• _Task goal_
All of the data must be printed exactly; please include every line.

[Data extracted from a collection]
## start

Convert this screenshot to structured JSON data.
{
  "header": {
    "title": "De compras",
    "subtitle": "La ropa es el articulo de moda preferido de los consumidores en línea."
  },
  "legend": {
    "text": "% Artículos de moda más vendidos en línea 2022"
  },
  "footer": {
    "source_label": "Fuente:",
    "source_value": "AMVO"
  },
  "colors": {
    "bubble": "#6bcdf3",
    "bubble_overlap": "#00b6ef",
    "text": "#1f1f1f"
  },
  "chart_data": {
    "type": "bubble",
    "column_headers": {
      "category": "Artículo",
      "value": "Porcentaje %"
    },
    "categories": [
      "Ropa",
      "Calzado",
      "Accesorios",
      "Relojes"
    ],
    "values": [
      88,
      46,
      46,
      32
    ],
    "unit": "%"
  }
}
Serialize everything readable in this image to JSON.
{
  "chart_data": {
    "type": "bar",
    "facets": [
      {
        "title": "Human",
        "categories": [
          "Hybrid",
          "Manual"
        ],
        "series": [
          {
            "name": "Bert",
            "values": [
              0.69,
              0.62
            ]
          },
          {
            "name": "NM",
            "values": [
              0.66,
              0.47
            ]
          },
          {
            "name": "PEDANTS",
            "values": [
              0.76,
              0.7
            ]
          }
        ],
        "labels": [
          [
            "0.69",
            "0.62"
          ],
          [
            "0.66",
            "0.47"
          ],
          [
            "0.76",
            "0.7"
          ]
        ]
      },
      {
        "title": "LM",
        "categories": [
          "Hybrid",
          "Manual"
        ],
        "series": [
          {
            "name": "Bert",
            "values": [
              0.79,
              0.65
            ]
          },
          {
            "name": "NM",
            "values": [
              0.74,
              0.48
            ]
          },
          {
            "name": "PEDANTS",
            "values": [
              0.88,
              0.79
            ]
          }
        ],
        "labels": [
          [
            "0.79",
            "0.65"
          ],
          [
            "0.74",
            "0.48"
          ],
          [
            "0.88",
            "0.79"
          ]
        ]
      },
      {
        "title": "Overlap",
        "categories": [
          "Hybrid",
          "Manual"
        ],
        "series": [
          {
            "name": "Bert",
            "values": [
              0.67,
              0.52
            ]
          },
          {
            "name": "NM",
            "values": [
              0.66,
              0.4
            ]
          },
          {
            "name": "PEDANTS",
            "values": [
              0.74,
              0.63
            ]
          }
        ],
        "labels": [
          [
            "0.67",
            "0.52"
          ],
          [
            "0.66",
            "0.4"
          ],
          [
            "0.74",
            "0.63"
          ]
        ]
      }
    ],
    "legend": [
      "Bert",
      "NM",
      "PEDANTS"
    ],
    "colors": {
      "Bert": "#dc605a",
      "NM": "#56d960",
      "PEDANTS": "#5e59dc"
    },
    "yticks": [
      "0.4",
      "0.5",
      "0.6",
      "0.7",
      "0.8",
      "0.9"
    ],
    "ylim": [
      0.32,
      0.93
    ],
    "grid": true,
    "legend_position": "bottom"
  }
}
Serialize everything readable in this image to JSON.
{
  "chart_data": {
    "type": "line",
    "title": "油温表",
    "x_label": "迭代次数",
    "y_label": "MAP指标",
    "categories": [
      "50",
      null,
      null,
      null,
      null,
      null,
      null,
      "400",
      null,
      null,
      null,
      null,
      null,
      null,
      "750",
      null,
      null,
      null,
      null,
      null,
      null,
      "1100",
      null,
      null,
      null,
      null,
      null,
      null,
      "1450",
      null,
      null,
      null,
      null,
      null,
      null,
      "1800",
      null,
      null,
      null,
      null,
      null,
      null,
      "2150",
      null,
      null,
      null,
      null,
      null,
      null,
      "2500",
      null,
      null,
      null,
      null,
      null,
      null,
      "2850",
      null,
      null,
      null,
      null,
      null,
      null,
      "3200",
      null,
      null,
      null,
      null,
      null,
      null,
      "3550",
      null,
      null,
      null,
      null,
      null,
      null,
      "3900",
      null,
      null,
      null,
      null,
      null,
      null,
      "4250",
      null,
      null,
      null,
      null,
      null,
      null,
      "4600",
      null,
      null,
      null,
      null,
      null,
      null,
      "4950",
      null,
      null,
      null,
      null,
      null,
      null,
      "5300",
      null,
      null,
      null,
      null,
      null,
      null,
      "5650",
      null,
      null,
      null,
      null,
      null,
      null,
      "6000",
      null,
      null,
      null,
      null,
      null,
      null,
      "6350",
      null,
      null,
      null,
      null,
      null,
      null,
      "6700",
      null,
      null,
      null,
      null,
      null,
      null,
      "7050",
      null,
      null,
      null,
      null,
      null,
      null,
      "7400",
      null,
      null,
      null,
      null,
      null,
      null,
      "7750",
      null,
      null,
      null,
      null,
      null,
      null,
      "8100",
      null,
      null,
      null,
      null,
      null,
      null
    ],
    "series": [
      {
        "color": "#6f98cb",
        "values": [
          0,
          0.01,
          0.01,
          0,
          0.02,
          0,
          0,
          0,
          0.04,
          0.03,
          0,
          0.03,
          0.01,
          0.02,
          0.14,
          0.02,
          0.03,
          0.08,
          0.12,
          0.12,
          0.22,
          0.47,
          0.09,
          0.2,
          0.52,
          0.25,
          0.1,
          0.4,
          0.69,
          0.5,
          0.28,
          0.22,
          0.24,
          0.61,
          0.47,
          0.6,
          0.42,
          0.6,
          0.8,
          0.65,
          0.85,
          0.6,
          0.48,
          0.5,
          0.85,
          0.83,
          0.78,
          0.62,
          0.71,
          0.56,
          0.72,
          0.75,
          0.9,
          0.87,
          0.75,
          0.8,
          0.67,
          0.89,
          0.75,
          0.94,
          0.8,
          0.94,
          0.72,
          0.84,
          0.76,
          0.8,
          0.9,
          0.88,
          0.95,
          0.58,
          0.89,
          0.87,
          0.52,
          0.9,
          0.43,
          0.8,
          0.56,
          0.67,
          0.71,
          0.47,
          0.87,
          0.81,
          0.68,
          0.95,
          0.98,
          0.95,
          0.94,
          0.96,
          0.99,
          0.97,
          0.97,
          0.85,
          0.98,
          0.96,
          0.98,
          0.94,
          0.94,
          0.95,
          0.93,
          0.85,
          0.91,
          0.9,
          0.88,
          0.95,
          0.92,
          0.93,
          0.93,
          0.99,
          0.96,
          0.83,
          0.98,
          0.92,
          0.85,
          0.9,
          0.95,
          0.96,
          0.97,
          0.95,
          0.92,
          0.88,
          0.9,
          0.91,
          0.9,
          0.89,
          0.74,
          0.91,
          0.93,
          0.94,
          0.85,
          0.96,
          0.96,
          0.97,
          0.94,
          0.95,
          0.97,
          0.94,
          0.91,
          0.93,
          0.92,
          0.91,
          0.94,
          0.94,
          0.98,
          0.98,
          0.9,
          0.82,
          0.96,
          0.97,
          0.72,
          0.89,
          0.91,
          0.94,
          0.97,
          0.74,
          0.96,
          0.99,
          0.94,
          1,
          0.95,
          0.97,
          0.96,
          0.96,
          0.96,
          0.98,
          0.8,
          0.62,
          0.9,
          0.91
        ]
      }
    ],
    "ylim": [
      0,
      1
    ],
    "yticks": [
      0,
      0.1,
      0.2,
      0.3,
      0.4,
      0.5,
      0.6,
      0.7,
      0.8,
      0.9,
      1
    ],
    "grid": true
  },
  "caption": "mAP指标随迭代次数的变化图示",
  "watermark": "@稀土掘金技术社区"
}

## end

• _Output_
Convert this screenshot to structured JSON data.
{
  "header": {
    "title": "De compras",
    "subtitle": "La ropa es el articulo de moda preferido de los consumidores en línea."
  },
  "legend": {
    "text": "% Artículos de moda más vendidos en línea 2022"
  },
  "footer": {
    "source_label": "Fuente:",
    "source_value": "AMVO"
  },
  "colors": {
    "bubble": "#6bcdf3",
    "bubble_overlap": "#00b6ef",
    "text": "#1f1f1f"
  },
  "chart_data": {
    "type": "bubble",
    "column_headers": {
      "category": "Artículo",
      "value": "Porcentaje %"
    },
    "categories": [
      "Ropa",
      "Calzado",
      "Accesorios",
      "Relojes"
    ],
    "values": [
      88,
      46,
      46,
      32
    ],
    "unit": "%"
  }
}
Serialize everything readable in this image to JSON.
{
  "chart_data": {
    "type": "bar",
    "facets": [
      {
        "title": "Human",
        "categories": [
          "Hybrid",
          "Manual"
        ],
        "series": [
          {
            "name": "Bert",
            "values": [
              0.69,
              0.62
            ]
          },
          {
            "name": "NM",
            "values": [
              0.66,
              0.47
            ]
          },
          {
            "name": "PEDANTS",
            "values": [
              0.76,
              0.7
            ]
          }
        ],
        "labels": [
          [
            "0.69",
            "0.62"
          ],
          [
            "0.66",
            "0.47"
          ],
          [
            "0.76",
            "0.7"
          ]
        ]
      },
      {
        "title": "LM",
        "categories": [
          "Hybrid",
          "Manual"
        ],
        "series": [
          {
            "name": "Bert",
            "values": [
              0.79,
              0.65
            ]
          },
          {
            "name": "NM",
            "values": [
              0.74,
              0.48
            ]
          },
          {
            "name": "PEDANTS",
            "values": [
              0.88,
              0.79
            ]
          }
        ],
        "labels": [
          [
            "0.79",
            "0.65"
          ],
          [
            "0.74",
            "0.48"
          ],
          [
            "0.88",
            "0.79"
          ]
        ]
      },
      {
        "title": "Overlap",
        "categories": [
          "Hybrid",
          "Manual"
        ],
        "series": [
          {
            "name": "Bert",
            "values": [
              0.67,
              0.52
            ]
          },
          {
            "name": "NM",
            "values": [
              0.66,
              0.4
            ]
          },
          {
            "name": "PEDANTS",
            "values": [
              0.74,
              0.63
            ]
          }
        ],
        "labels": [
          [
            "0.67",
            "0.52"
          ],
          [
            "0.66",
            "0.4"
          ],
          [
            "0.74",
            "0.63"
          ]
        ]
      }
    ],
    "legend": [
      "Bert",
      "NM",
      "PEDANTS"
    ],
    "colors": {
      "Bert": "#dc605a",
      "NM": "#56d960",
      "PEDANTS": "#5e59dc"
    },
    "yticks": [
      "0.4",
      "0.5",
      "0.6",
      "0.7",
      "0.8",
      "0.9"
    ],
    "ylim": [
      0.32,
      0.93
    ],
    "grid": true,
    "legend_position": "bottom"
  }
}
Serialize everything readable in this image to JSON.
{
  "chart_data": {
    "type": "line",
    "title": "油温表",
    "x_label": "迭代次数",
    "y_label": "MAP指标",
    "categories": [
      "50",
      null,
      null,
      null,
      null,
      null,
      null,
      "400",
      null,
      null,
      null,
      null,
      null,
      null,
      "750",
      null,
      null,
      null,
      null,
      null,
      null,
      "1100",
      null,
      null,
      null,
      null,
      null,
      null,
      "1450",
      null,
      null,
      null,
      null,
      null,
      null,
      "1800",
      null,
      null,
      null,
      null,
      null,
      null,
      "2150",
      null,
      null,
      null,
      null,
      null,
      null,
      "2500",
      null,
      null,
      null,
      null,
      null,
      null,
      "2850",
      null,
      null,
      null,
      null,
      null,
      null,
      "3200",
      null,
      null,
      null,
      null,
      null,
      null,
      "3550",
      null,
      null,
      null,
      null,
      null,
      null,
      "3900",
      null,
      null,
      null,
      null,
      null,
      null,
      "4250",
      null,
      null,
      null,
      null,
      null,
      null,
      "4600",
      null,
      null,
      null,
      null,
      null,
      null,
      "4950",
      null,
      null,
      null,
      null,
      null,
      null,
      "5300",
      null,
      null,
      null,
      null,
      null,
      null,
      "5650",
      null,
      null,
      null,
      null,
      null,
      null,
      "6000",
      null,
      null,
      null,
      null,
      null,
      null,
      "6350",
      null,
      null,
      null,
      null,
      null,
      null,
      "6700",
      null,
      null,
      null,
      null,
      null,
      null,
      "7050",
      null,
      null,
      null,
      null,
      null,
      null,
      "7400",
      null,
      null,
      null,
      null,
      null,
      null,
      "7750",
      null,
      null,
      null,
      null,
      null,
      null,
      "8100",
      null,
      null,
      null,
      null,
      null,
      null
    ],
    "series": [
      {
        "color": "#6f98cb",
        "values": [
          0,
          0.01,
          0.01,
          0,
          0.02,
          0,
          0,
          0,
          0.04,
          0.03,
          0,
          0.03,
          0.01,
          0.02,
          0.14,
          0.02,
          0.03,
          0.08,
          0.12,
          0.12,
          0.22,
          0.47,
          0.09,
          0.2,
          0.52,
          0.25,
          0.1,
          0.4,
          0.69,
          0.5,
          0.28,
          0.22,
          0.24,
          0.61,
          0.47,
          0.6,
          0.42,
          0.6,
          0.8,
          0.65,
          0.85,
          0.6,
          0.48,
          0.5,
          0.85,
          0.83,
          0.78,
          0.62,
          0.71,
          0.56,
          0.72,
          0.75,
          0.9,
          0.87,
          0.75,
          0.8,
          0.67,
          0.89,
          0.75,
          0.94,
          0.8,
          0.94,
          0.72,
          0.84,
          0.76,
          0.8,
          0.9,
          0.88,
          0.95,
          0.58,
          0.89,
          0.87,
          0.52,
          0.9,
          0.43,
          0.8,
          0.56,
          0.67,
          0.71,
          0.47,
          0.87,
          0.81,
          0.68,
          0.95,
          0.98,
          0.95,
          0.94,
          0.96,
          0.99,
          0.97,
          0.97,
          0.85,
          0.98,
          0.96,
          0.98,
          0.94,
          0.94,
          0.95,
          0.93,
          0.85,
          0.91,
          0.9,
          0.88,
          0.95,
          0.92,
          0.93,
          0.93,
          0.99,
          0.96,
          0.83,
          0.98,
          0.92,
          0.85,
          0.9,
          0.95,
          0.96,
          0.97,
          0.95,
          0.92,
          0.88,
          0.9,
          0.91,
          0.9,
          0.89,
          0.74,
          0.91,
          0.93,
          0.94,
          0.85,
          0.96,
          0.96,
          0.97,
          0.94,
          0.95,
          0.97,
          0.94,
          0.91,
          0.93,
          0.92,
          0.91,
          0.94,
          0.94,
          0.98,
          0.98,
          0.9,
          0.82,
          0.96,
          0.97,
          0.72,
          0.89,
          0.91,
          0.94,
          0.97,
          0.74,
          0.96,
          0.99,
          0.94,
          1,
          0.95,
          0.97,
          0.96,
          0.96,
          0.96,
          0.98,
          0.8,
          0.62,
          0.9,
          0.91
        ]
      }
    ],
    "ylim": [
      0,
      1
    ],
    "yticks": [
      0,
      0.1,
      0.2,
      0.3,
      0.4,
      0.5,
      0.6,
      0.7,
      0.8,
      0.9,
      1
    ],
    "grid": true
  },
  "caption": "mAP指标随迭代次数的变化图示",
  "watermark": "@稀土掘金技术社区"
}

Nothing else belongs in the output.